Retype the records below word for word and omit any image.
-- Start of Records supplied --
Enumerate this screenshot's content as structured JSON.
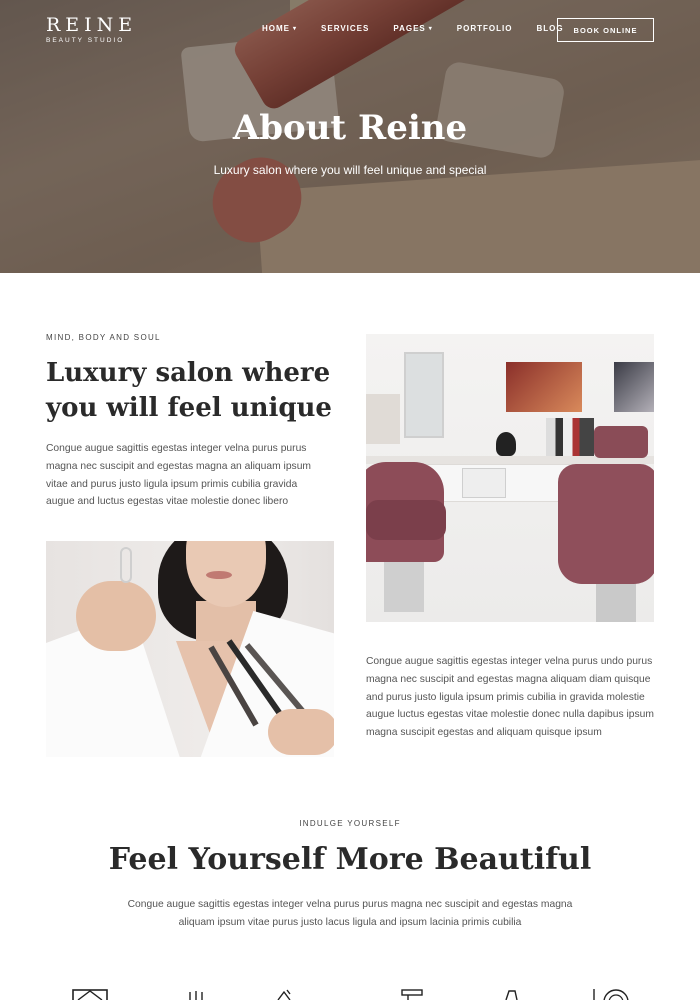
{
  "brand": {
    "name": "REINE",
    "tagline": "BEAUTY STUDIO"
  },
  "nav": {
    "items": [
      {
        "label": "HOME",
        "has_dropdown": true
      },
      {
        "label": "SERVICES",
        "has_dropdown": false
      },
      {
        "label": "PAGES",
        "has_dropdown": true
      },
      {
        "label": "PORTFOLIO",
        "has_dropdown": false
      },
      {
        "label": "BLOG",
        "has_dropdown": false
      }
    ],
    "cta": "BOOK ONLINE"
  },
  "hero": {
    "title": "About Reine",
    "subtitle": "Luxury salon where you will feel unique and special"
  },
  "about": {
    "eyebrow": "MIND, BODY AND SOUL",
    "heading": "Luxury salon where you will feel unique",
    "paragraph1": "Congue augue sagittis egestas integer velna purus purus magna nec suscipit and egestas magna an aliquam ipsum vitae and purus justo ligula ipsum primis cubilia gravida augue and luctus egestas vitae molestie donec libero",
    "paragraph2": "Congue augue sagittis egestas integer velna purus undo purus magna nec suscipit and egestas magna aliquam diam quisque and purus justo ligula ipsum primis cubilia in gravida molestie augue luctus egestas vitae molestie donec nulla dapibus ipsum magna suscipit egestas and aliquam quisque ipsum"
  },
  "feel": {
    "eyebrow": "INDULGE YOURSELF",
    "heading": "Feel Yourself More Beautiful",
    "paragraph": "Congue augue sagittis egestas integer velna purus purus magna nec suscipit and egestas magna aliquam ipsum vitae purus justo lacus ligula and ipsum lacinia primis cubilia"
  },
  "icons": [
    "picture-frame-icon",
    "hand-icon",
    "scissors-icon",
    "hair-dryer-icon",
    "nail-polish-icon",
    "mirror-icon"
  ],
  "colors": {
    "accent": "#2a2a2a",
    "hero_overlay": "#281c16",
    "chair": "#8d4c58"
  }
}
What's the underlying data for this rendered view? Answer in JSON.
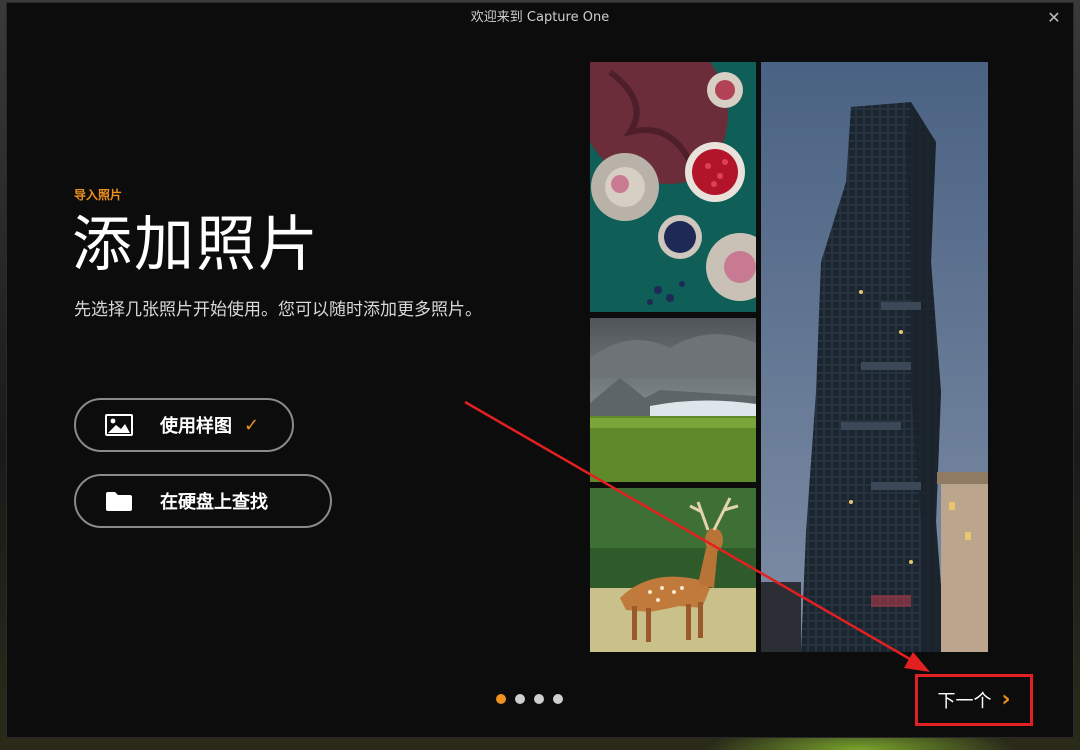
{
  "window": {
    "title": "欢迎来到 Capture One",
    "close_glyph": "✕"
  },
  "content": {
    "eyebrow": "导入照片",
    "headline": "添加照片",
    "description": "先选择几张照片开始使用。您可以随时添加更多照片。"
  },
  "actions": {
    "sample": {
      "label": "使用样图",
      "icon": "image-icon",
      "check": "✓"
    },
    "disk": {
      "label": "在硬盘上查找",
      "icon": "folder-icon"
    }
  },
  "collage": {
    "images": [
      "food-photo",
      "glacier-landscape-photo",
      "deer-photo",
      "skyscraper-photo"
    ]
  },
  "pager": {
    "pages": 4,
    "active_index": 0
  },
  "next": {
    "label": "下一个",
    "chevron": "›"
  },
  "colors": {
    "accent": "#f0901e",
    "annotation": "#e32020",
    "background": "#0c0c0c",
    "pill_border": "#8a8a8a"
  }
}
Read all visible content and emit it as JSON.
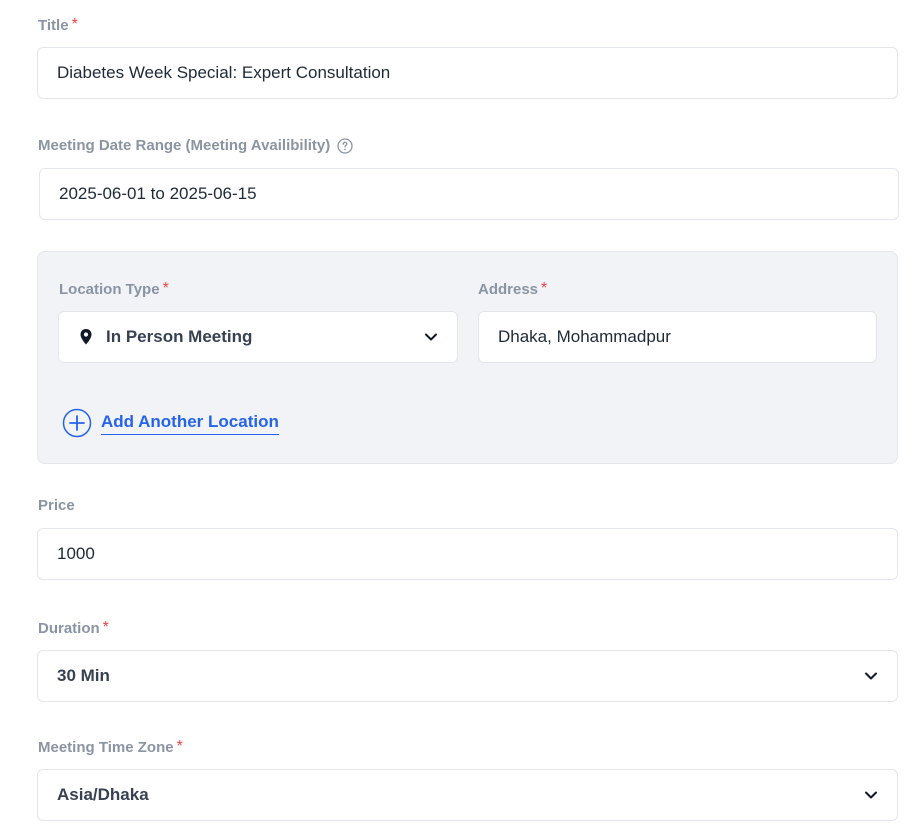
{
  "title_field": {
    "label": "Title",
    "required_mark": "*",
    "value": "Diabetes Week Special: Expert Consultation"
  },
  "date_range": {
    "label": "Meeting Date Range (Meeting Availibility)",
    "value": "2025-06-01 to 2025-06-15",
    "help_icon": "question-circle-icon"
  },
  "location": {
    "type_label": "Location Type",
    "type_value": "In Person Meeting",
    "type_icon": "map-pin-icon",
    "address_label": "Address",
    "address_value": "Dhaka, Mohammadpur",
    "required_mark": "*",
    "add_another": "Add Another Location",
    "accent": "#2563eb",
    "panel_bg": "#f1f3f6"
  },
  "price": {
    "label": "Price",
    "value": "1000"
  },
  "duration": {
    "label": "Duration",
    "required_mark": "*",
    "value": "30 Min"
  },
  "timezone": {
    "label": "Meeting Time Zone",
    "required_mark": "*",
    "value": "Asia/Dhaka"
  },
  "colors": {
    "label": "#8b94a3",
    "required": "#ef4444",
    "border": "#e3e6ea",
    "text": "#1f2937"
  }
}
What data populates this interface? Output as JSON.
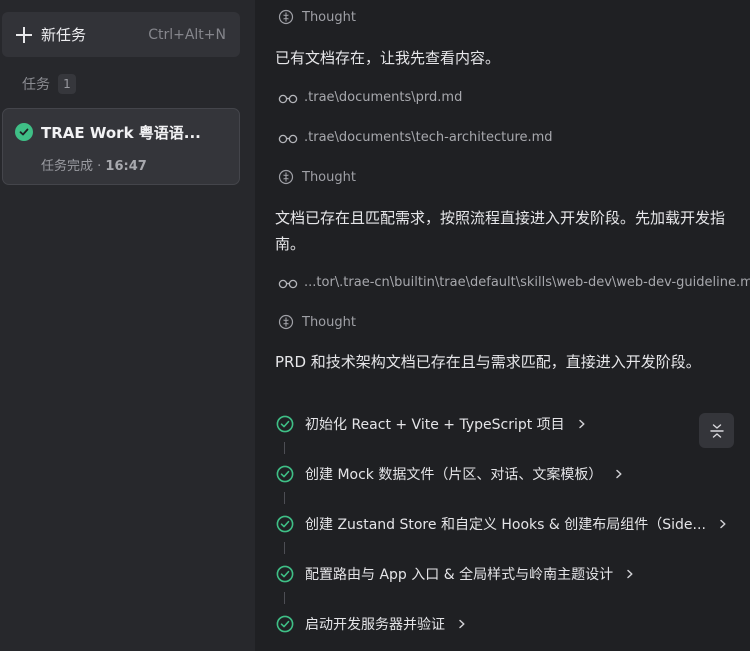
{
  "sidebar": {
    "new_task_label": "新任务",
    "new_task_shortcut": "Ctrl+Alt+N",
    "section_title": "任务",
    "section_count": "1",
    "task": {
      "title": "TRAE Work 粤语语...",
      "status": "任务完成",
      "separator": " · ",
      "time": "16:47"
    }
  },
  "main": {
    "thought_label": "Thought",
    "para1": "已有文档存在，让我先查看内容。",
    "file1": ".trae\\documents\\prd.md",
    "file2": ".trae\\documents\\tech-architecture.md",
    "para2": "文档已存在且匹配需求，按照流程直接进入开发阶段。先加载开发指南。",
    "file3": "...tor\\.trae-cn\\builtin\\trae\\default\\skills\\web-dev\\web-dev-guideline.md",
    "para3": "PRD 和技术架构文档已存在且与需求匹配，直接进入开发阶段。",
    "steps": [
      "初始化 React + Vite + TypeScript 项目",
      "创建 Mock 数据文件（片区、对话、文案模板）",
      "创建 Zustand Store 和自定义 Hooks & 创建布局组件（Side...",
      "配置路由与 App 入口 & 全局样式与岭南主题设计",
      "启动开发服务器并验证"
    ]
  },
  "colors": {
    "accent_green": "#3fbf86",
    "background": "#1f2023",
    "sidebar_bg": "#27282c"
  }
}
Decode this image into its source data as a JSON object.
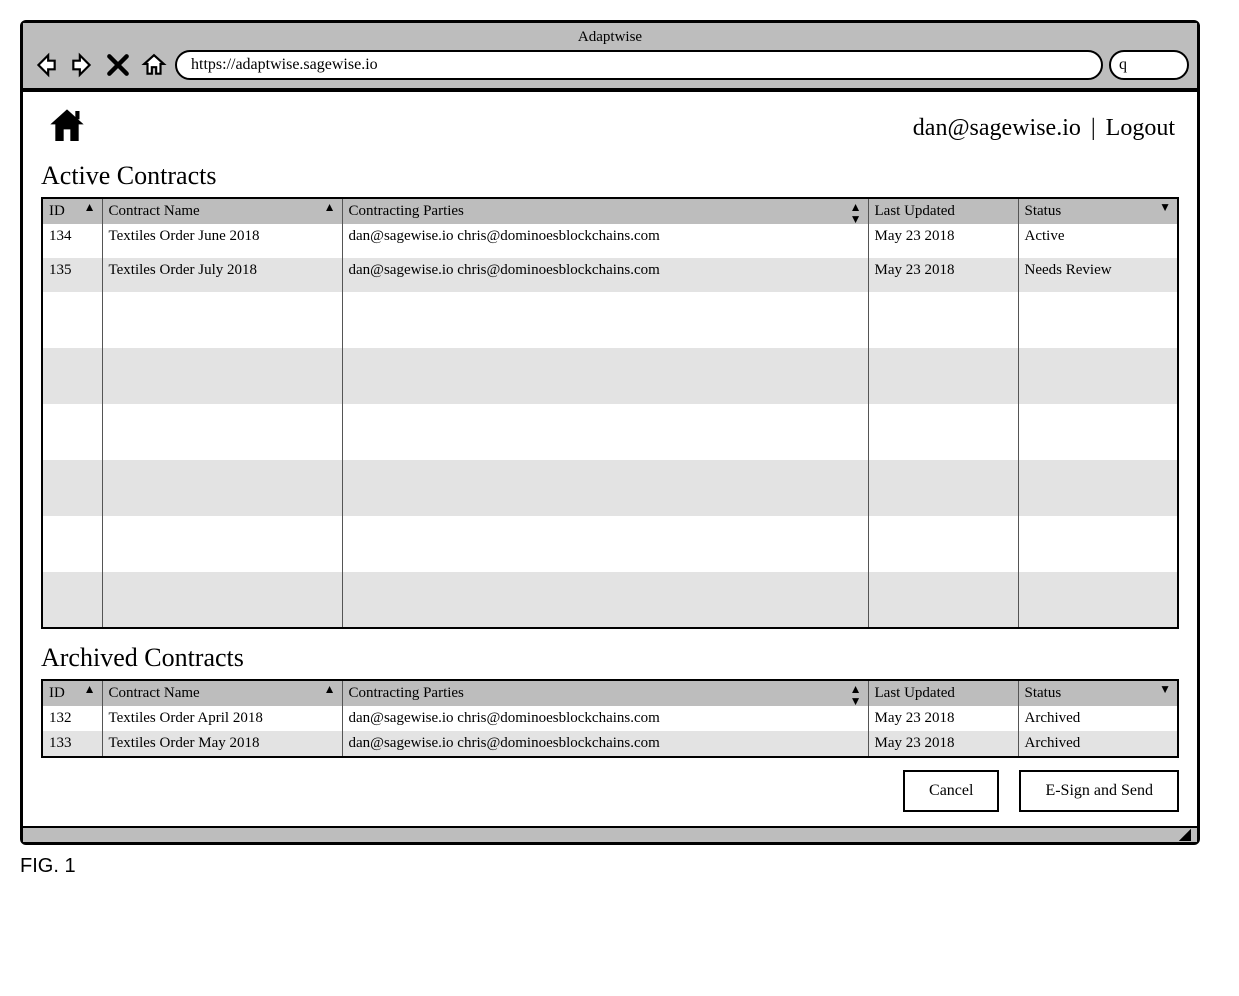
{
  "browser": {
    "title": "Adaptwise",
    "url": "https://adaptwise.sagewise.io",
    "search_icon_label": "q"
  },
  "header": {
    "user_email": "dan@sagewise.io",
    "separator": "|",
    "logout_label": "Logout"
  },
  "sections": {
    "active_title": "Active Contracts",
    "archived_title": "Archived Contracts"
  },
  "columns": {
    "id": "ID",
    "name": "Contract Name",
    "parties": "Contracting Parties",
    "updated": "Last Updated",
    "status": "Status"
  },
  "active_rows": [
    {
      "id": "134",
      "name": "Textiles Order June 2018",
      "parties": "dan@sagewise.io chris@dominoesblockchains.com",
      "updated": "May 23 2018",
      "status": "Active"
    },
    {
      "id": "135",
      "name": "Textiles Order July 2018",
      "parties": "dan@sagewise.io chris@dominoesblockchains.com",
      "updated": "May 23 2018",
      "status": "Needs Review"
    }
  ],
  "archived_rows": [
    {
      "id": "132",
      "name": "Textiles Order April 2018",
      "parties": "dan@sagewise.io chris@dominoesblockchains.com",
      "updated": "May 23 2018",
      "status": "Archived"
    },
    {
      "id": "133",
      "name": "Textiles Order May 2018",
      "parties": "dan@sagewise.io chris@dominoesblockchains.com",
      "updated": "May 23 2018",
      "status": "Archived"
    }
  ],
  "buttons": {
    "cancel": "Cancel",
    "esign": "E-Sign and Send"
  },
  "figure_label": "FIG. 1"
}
-- End of Records supplied --
## Exercise solution:
Enumerate this screenshot's content as structured JSON.
{
  "brand": {
    "name": "REINE",
    "tagline": "BEAUTY STUDIO"
  },
  "nav": {
    "items": [
      {
        "label": "HOME",
        "has_dropdown": true
      },
      {
        "label": "SERVICES",
        "has_dropdown": false
      },
      {
        "label": "PAGES",
        "has_dropdown": true
      },
      {
        "label": "PORTFOLIO",
        "has_dropdown": false
      },
      {
        "label": "BLOG",
        "has_dropdown": false
      }
    ],
    "cta": "BOOK ONLINE"
  },
  "hero": {
    "title": "About Reine",
    "subtitle": "Luxury salon where you will feel unique and special"
  },
  "about": {
    "eyebrow": "MIND, BODY AND SOUL",
    "heading": "Luxury salon where you will feel unique",
    "paragraph1": "Congue augue sagittis egestas integer velna purus purus magna nec suscipit and egestas magna an aliquam ipsum vitae and purus justo ligula ipsum primis cubilia gravida augue and luctus egestas vitae molestie donec libero",
    "paragraph2": "Congue augue sagittis egestas integer velna purus undo purus magna nec suscipit and egestas magna aliquam diam quisque and purus justo ligula ipsum primis cubilia in gravida molestie augue luctus egestas vitae molestie donec nulla dapibus ipsum magna suscipit egestas and aliquam quisque ipsum"
  },
  "feel": {
    "eyebrow": "INDULGE YOURSELF",
    "heading": "Feel Yourself More Beautiful",
    "paragraph": "Congue augue sagittis egestas integer velna purus purus magna nec suscipit and egestas magna aliquam ipsum vitae purus justo lacus ligula and ipsum lacinia primis cubilia"
  },
  "icons": [
    "picture-frame-icon",
    "hand-icon",
    "scissors-icon",
    "hair-dryer-icon",
    "nail-polish-icon",
    "mirror-icon"
  ],
  "colors": {
    "accent": "#2a2a2a",
    "hero_overlay": "#281c16",
    "chair": "#8d4c58"
  }
}
What's the underlying data for this rendered view? Answer in JSON.
{
  "window": {
    "title": "欢迎来到 Capture One",
    "close_glyph": "✕"
  },
  "content": {
    "eyebrow": "导入照片",
    "headline": "添加照片",
    "description": "先选择几张照片开始使用。您可以随时添加更多照片。"
  },
  "actions": {
    "sample": {
      "label": "使用样图",
      "icon": "image-icon",
      "check": "✓"
    },
    "disk": {
      "label": "在硬盘上查找",
      "icon": "folder-icon"
    }
  },
  "collage": {
    "images": [
      "food-photo",
      "glacier-landscape-photo",
      "deer-photo",
      "skyscraper-photo"
    ]
  },
  "pager": {
    "pages": 4,
    "active_index": 0
  },
  "next": {
    "label": "下一个",
    "chevron": "›"
  },
  "colors": {
    "accent": "#f0901e",
    "annotation": "#e32020",
    "background": "#0c0c0c",
    "pill_border": "#8a8a8a"
  }
}
Read all visible content and emit it as JSON.
{
  "title_field": {
    "label": "Title",
    "required_mark": "*",
    "value": "Diabetes Week Special: Expert Consultation"
  },
  "date_range": {
    "label": "Meeting Date Range (Meeting Availibility)",
    "value": "2025-06-01 to 2025-06-15",
    "help_icon": "question-circle-icon"
  },
  "location": {
    "type_label": "Location Type",
    "type_value": "In Person Meeting",
    "type_icon": "map-pin-icon",
    "address_label": "Address",
    "address_value": "Dhaka, Mohammadpur",
    "required_mark": "*",
    "add_another": "Add Another Location",
    "accent": "#2563eb",
    "panel_bg": "#f1f3f6"
  },
  "price": {
    "label": "Price",
    "value": "1000"
  },
  "duration": {
    "label": "Duration",
    "required_mark": "*",
    "value": "30 Min"
  },
  "timezone": {
    "label": "Meeting Time Zone",
    "required_mark": "*",
    "value": "Asia/Dhaka"
  },
  "colors": {
    "label": "#8b94a3",
    "required": "#ef4444",
    "border": "#e3e6ea",
    "text": "#1f2937"
  }
}
What data populates this interface? Output as JSON.
{
  "sidebar": {
    "new_task_label": "新任务",
    "new_task_shortcut": "Ctrl+Alt+N",
    "section_title": "任务",
    "section_count": "1",
    "task": {
      "title": "TRAE Work 粤语语...",
      "status": "任务完成",
      "separator": " · ",
      "time": "16:47"
    }
  },
  "main": {
    "thought_label": "Thought",
    "para1": "已有文档存在，让我先查看内容。",
    "file1": ".trae\\documents\\prd.md",
    "file2": ".trae\\documents\\tech-architecture.md",
    "para2": "文档已存在且匹配需求，按照流程直接进入开发阶段。先加载开发指南。",
    "file3": "...tor\\.trae-cn\\builtin\\trae\\default\\skills\\web-dev\\web-dev-guideline.md",
    "para3": "PRD 和技术架构文档已存在且与需求匹配，直接进入开发阶段。",
    "steps": [
      "初始化 React + Vite + TypeScript 项目",
      "创建 Mock 数据文件（片区、对话、文案模板）",
      "创建 Zustand Store 和自定义 Hooks & 创建布局组件（Side...",
      "配置路由与 App 入口 & 全局样式与岭南主题设计",
      "启动开发服务器并验证"
    ]
  },
  "colors": {
    "accent_green": "#3fbf86",
    "background": "#1f2023",
    "sidebar_bg": "#27282c"
  }
}
Decode this image into its source data as a JSON object.
{
  "browser": {
    "title": "Adaptwise",
    "url": "https://adaptwise.sagewise.io",
    "search_icon_label": "q"
  },
  "header": {
    "user_email": "dan@sagewise.io",
    "separator": "|",
    "logout_label": "Logout"
  },
  "sections": {
    "active_title": "Active Contracts",
    "archived_title": "Archived Contracts"
  },
  "columns": {
    "id": "ID",
    "name": "Contract Name",
    "parties": "Contracting Parties",
    "updated": "Last Updated",
    "status": "Status"
  },
  "active_rows": [
    {
      "id": "134",
      "name": "Textiles Order June 2018",
      "parties": "dan@sagewise.io chris@dominoesblockchains.com",
      "updated": "May 23 2018",
      "status": "Active"
    },
    {
      "id": "135",
      "name": "Textiles Order July 2018",
      "parties": "dan@sagewise.io chris@dominoesblockchains.com",
      "updated": "May 23 2018",
      "status": "Needs Review"
    }
  ],
  "archived_rows": [
    {
      "id": "132",
      "name": "Textiles Order April 2018",
      "parties": "dan@sagewise.io chris@dominoesblockchains.com",
      "updated": "May 23 2018",
      "status": "Archived"
    },
    {
      "id": "133",
      "name": "Textiles Order May 2018",
      "parties": "dan@sagewise.io chris@dominoesblockchains.com",
      "updated": "May 23 2018",
      "status": "Archived"
    }
  ],
  "buttons": {
    "cancel": "Cancel",
    "esign": "E-Sign and Send"
  },
  "figure_label": "FIG. 1"
}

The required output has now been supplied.